[START]

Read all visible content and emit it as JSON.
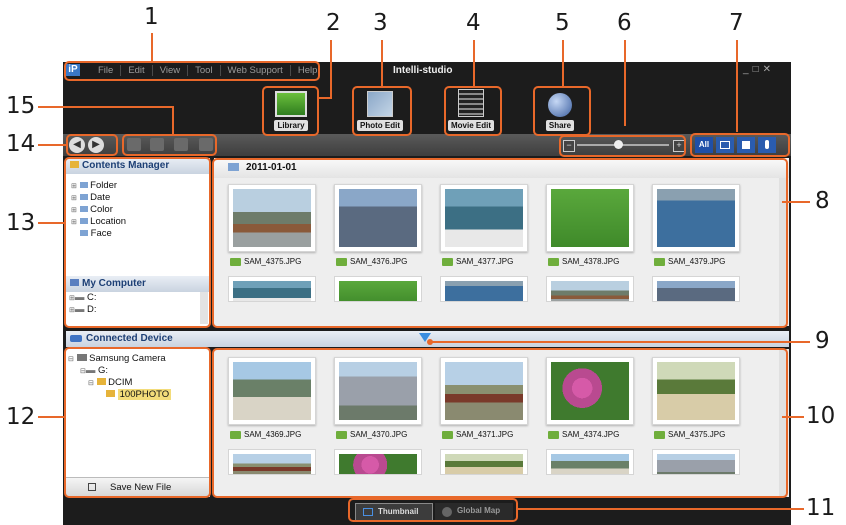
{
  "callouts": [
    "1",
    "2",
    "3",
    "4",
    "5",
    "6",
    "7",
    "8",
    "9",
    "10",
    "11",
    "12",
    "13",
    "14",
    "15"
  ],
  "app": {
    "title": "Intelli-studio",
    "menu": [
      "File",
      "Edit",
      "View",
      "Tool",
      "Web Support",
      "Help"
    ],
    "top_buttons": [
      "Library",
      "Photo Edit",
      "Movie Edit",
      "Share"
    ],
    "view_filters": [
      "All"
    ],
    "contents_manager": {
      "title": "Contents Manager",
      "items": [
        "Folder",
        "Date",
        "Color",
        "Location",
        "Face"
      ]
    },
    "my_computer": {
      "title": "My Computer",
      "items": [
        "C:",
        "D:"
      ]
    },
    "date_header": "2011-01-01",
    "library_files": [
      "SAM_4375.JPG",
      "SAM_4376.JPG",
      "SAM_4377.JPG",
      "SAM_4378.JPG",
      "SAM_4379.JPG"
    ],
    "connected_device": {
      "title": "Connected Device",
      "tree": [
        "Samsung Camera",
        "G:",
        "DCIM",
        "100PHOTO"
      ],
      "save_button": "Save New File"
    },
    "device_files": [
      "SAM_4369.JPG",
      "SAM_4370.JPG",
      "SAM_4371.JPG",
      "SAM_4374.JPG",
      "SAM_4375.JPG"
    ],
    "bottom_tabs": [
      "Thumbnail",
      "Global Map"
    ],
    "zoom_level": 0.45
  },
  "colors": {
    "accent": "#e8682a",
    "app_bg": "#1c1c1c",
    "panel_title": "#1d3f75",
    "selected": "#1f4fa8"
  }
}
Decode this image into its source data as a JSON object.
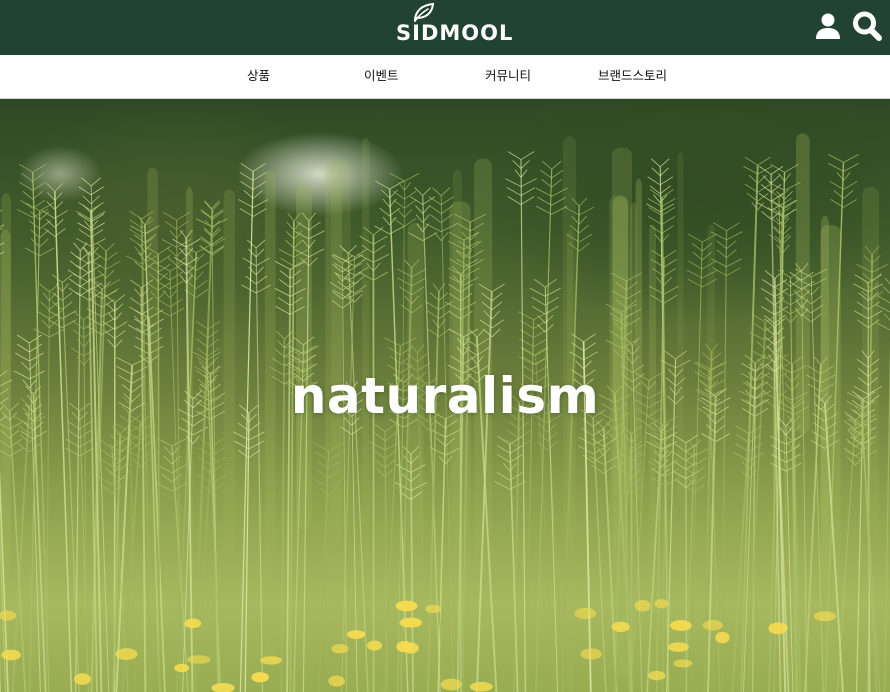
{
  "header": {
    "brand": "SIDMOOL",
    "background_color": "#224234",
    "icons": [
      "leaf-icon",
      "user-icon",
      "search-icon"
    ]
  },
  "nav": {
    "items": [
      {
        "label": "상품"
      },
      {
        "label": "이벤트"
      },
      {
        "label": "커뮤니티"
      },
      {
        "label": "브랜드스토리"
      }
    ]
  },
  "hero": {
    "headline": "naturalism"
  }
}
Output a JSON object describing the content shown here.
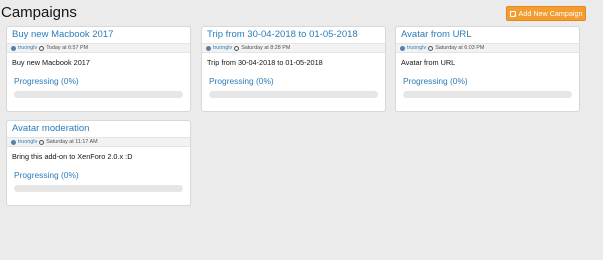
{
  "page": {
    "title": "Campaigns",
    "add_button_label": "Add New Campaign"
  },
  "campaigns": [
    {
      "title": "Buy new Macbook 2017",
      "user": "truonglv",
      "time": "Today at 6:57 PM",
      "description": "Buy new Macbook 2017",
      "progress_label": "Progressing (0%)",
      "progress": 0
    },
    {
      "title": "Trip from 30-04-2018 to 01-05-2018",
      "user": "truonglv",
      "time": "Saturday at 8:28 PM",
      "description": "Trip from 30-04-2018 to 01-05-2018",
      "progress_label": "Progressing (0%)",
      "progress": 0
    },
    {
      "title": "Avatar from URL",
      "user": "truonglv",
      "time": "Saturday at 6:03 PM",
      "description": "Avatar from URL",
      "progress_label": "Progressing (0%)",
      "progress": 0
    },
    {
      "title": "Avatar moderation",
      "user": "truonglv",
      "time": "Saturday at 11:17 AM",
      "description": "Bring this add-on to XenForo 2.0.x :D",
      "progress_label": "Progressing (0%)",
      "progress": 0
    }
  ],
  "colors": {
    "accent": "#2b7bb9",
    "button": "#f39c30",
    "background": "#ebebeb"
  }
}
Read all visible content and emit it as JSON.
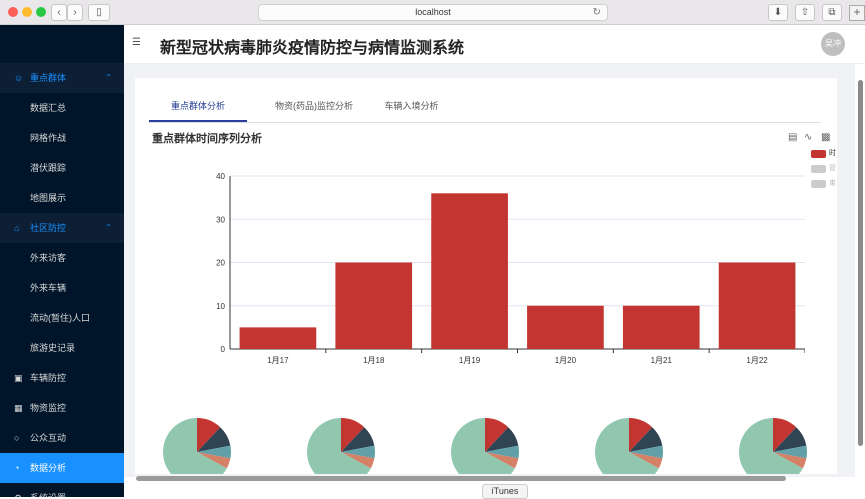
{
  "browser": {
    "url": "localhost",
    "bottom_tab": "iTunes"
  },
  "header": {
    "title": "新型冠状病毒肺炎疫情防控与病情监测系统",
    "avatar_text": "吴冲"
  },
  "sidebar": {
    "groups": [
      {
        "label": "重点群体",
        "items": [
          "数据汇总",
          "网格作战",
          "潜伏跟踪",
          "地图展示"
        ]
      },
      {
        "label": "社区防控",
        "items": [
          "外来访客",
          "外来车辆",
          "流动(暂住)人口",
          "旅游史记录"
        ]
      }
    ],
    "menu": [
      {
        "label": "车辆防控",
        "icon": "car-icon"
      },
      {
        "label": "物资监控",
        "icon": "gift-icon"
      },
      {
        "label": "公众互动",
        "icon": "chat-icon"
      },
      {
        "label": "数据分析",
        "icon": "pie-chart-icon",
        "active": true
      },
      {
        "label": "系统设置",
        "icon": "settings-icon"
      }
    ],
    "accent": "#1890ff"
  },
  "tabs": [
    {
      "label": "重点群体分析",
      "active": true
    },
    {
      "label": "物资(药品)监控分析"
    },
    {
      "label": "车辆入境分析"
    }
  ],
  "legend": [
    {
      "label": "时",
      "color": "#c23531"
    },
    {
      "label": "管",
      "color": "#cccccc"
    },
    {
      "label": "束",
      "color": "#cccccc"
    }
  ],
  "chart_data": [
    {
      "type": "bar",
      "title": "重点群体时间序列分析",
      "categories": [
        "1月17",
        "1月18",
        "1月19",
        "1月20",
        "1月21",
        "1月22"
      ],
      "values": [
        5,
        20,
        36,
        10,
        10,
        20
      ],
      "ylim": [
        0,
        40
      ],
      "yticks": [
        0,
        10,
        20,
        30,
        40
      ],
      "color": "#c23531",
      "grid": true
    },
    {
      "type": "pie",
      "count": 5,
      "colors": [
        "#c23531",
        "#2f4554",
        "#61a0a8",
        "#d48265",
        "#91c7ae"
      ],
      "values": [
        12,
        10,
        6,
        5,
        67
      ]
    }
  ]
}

[END]
[START]

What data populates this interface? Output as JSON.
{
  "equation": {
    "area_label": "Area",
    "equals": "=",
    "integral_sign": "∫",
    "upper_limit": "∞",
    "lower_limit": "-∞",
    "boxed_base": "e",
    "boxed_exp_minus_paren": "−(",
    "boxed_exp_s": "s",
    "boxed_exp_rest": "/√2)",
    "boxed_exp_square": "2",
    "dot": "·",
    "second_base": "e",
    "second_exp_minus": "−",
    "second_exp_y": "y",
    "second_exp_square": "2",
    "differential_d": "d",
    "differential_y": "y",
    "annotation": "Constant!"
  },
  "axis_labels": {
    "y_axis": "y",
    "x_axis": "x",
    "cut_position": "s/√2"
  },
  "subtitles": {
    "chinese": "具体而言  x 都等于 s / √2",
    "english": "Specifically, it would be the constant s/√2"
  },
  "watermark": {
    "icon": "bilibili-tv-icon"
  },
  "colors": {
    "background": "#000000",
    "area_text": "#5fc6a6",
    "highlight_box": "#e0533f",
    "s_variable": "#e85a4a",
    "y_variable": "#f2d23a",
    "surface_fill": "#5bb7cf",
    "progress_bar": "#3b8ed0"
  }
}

[END]
[START]

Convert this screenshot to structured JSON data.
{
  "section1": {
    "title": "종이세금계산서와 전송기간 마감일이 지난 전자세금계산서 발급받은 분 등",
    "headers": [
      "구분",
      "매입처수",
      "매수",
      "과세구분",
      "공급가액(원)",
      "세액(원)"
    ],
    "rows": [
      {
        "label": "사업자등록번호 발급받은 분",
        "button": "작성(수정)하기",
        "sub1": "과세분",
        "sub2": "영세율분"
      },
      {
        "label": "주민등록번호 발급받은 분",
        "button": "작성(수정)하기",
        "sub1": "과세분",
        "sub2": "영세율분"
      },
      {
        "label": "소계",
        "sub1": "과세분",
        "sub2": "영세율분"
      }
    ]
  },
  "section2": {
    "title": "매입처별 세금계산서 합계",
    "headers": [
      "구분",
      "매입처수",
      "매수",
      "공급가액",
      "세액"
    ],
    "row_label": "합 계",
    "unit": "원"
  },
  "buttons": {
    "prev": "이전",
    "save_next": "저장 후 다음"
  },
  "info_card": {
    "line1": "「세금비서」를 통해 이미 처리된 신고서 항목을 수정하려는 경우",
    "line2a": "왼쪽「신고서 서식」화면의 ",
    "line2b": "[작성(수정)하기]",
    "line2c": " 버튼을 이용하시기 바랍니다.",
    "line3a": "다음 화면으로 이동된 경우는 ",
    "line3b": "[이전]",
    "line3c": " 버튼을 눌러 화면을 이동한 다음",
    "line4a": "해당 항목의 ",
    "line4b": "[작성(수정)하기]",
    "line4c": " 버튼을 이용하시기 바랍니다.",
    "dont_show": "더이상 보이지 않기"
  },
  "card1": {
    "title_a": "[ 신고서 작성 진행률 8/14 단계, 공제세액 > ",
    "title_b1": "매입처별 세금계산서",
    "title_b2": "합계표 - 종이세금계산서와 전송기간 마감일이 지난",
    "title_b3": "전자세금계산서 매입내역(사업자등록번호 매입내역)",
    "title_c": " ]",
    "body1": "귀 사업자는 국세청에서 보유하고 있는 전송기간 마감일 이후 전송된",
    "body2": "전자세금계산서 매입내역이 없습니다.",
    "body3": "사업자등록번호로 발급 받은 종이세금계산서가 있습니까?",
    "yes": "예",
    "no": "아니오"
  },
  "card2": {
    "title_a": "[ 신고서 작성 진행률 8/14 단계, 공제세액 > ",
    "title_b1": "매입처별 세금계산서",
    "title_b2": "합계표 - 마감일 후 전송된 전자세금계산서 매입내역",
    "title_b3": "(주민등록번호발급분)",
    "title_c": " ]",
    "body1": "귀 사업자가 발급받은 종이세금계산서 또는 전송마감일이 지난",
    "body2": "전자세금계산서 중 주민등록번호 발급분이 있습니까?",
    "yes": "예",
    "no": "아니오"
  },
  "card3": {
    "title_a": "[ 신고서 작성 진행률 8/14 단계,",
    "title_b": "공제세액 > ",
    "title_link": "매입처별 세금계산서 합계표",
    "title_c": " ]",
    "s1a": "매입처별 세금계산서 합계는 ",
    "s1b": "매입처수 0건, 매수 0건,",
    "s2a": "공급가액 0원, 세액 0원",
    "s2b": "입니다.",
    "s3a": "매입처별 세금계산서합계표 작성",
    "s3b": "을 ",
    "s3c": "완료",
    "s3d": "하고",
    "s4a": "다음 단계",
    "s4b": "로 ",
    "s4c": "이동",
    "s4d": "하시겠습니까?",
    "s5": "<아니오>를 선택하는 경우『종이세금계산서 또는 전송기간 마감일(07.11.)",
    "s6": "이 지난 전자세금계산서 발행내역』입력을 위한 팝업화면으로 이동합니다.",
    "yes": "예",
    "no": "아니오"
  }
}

[END]

* Task prompt: Find all lines where the word "description" appears. Copy them.

* Task result:
      "description": "Buy new Macbook 2017",
      "description": "Trip from 30-04-2018 to 01-05-2018",
      "description": "Avatar from URL",
      "description": "Bring this add-on to XenForo 2.0.x :D",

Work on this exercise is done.